Goal: Below is a listing to write out in full, exactly as given, without its pictures.

[Extracted data entries]
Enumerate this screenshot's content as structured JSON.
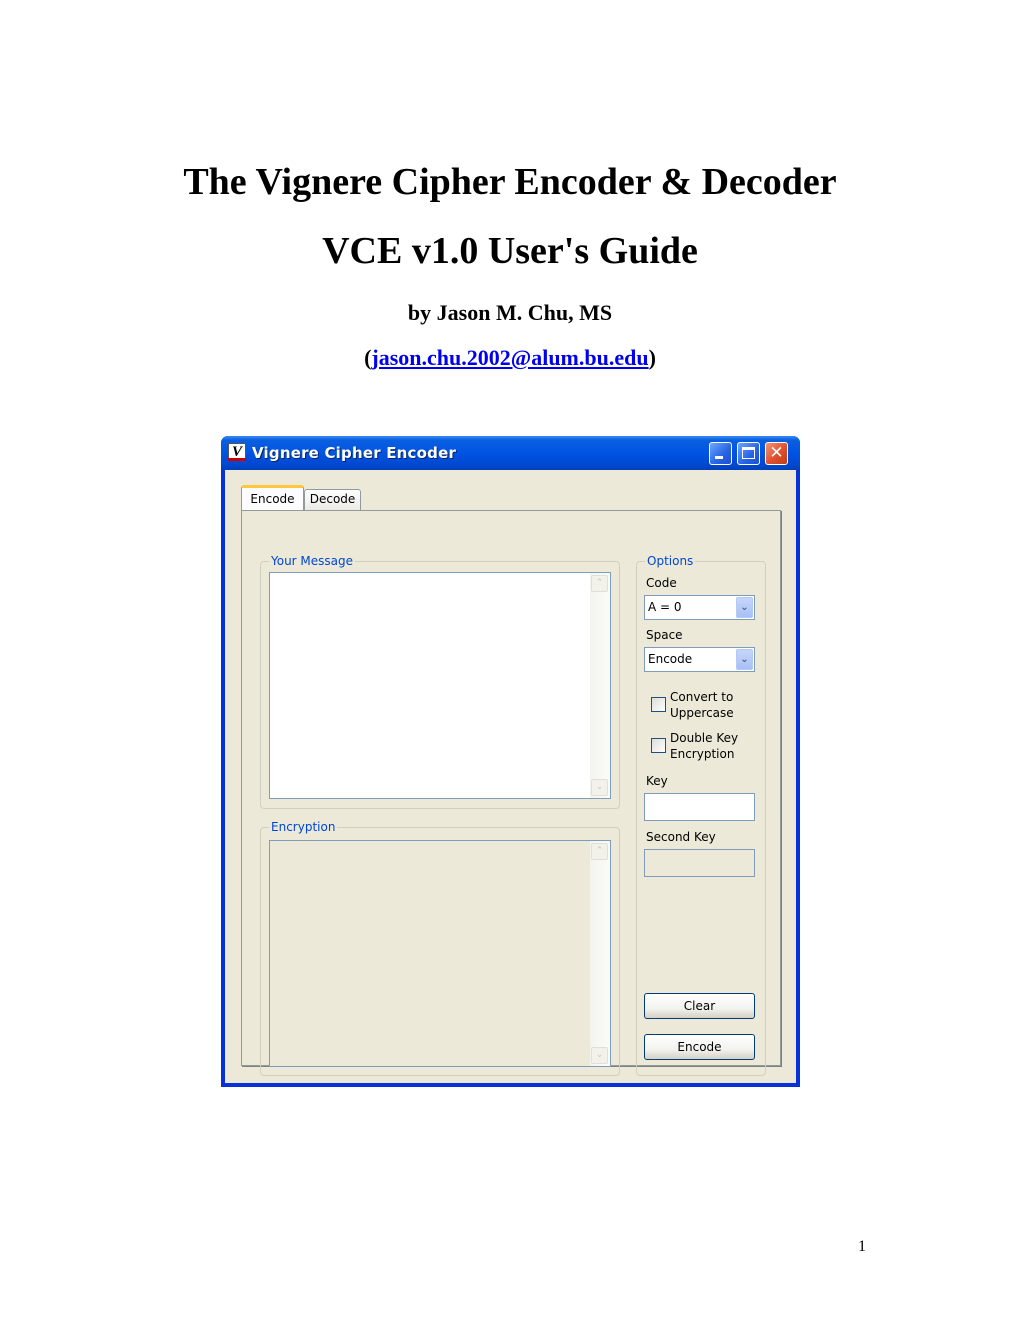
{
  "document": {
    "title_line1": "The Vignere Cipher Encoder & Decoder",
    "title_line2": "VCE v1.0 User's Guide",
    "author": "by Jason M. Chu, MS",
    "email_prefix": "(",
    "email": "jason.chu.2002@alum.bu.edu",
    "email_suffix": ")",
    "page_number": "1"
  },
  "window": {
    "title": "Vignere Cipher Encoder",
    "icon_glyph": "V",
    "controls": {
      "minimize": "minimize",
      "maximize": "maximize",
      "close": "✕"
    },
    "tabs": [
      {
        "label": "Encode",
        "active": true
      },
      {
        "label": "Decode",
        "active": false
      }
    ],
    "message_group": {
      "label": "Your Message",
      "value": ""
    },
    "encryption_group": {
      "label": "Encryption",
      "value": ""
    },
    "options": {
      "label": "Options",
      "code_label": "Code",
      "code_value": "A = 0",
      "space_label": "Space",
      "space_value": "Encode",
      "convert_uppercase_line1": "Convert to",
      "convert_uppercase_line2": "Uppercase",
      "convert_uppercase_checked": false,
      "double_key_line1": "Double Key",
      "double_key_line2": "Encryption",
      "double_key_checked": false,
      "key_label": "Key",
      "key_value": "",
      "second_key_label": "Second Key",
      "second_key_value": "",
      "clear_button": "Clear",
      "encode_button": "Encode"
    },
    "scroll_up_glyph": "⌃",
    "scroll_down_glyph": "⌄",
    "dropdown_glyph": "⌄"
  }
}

Output for this exercise:
Enumerate this screenshot's content as structured JSON.
{
  "document": {
    "title_line1": "The Vignere Cipher Encoder & Decoder",
    "title_line2": "VCE v1.0 User's Guide",
    "author": "by Jason M. Chu, MS",
    "email_prefix": "(",
    "email": "jason.chu.2002@alum.bu.edu",
    "email_suffix": ")",
    "page_number": "1"
  },
  "window": {
    "title": "Vignere Cipher Encoder",
    "icon_glyph": "V",
    "controls": {
      "minimize": "minimize",
      "maximize": "maximize",
      "close": "✕"
    },
    "tabs": [
      {
        "label": "Encode",
        "active": true
      },
      {
        "label": "Decode",
        "active": false
      }
    ],
    "message_group": {
      "label": "Your Message",
      "value": ""
    },
    "encryption_group": {
      "label": "Encryption",
      "value": ""
    },
    "options": {
      "label": "Options",
      "code_label": "Code",
      "code_value": "A = 0",
      "space_label": "Space",
      "space_value": "Encode",
      "convert_uppercase_line1": "Convert to",
      "convert_uppercase_line2": "Uppercase",
      "convert_uppercase_checked": false,
      "double_key_line1": "Double Key",
      "double_key_line2": "Encryption",
      "double_key_checked": false,
      "key_label": "Key",
      "key_value": "",
      "second_key_label": "Second Key",
      "second_key_value": "",
      "clear_button": "Clear",
      "encode_button": "Encode"
    },
    "scroll_up_glyph": "⌃",
    "scroll_down_glyph": "⌄",
    "dropdown_glyph": "⌄"
  }
}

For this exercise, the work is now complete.